SHORT EXERCISE -
Copy out each line containing "diepste" from the entries below.

###

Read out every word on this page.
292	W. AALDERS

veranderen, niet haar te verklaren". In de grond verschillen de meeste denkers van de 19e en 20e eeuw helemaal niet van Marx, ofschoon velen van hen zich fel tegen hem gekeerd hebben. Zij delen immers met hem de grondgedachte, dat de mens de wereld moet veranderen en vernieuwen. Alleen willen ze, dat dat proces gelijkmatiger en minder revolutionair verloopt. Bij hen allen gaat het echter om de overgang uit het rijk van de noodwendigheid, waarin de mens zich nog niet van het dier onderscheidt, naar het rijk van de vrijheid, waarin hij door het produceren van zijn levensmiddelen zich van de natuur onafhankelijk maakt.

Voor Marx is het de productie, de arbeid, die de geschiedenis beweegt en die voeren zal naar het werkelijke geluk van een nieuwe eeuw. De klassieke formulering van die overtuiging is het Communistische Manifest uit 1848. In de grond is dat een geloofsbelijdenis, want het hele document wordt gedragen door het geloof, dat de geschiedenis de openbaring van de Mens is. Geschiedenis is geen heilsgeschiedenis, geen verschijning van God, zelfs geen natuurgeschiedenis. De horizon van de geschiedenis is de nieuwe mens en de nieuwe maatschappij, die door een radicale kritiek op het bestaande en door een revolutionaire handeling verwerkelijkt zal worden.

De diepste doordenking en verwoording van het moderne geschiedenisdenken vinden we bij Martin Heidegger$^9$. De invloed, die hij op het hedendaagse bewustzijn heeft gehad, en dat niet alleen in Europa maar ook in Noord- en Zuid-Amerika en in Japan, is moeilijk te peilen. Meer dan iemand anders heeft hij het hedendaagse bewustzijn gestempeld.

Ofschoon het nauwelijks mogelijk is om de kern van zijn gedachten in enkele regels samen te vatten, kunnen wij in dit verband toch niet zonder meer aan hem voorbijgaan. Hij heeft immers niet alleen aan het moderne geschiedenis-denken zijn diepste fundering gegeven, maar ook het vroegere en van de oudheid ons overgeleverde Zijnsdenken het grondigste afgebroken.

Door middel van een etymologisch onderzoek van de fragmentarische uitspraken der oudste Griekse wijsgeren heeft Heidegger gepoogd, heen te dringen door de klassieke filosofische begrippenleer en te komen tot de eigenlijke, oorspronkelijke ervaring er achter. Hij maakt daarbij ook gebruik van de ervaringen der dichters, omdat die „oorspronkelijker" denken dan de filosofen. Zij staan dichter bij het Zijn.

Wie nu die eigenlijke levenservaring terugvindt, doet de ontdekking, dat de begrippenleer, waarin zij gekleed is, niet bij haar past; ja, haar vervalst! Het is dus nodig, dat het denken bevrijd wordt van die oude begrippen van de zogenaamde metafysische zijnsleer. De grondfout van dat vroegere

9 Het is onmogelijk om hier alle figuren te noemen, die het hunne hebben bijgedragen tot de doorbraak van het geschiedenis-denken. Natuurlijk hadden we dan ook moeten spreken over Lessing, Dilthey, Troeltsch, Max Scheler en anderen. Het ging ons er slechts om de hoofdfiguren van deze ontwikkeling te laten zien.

###

ANSWER -
De diepste doordenking en verwoording van het moderne geschiedenisdenken vinden we bij Martin Heidegger$^9$. De invloed, die hij op het hedendaagse bewustzijn heeft gehad, en dat niet alleen in Europa maar ook in Noord- en Zuid-Amerika en in Japan, is moeilijk te peilen. Meer dan iemand anders heeft hij het hedendaagse bewustzijn gestempeld.
Ofschoon het nauwelijks mogelijk is om de kern van zijn gedachten in enkele regels samen te vatten, kunnen wij in dit verband toch niet zonder meer aan hem voorbijgaan. Hij heeft immers niet alleen aan het moderne geschiedenis-denken zijn diepste fundering gegeven, maar ook het vroegere en van de oudheid ons overgeleverde Zijnsdenken het grondigste afgebroken.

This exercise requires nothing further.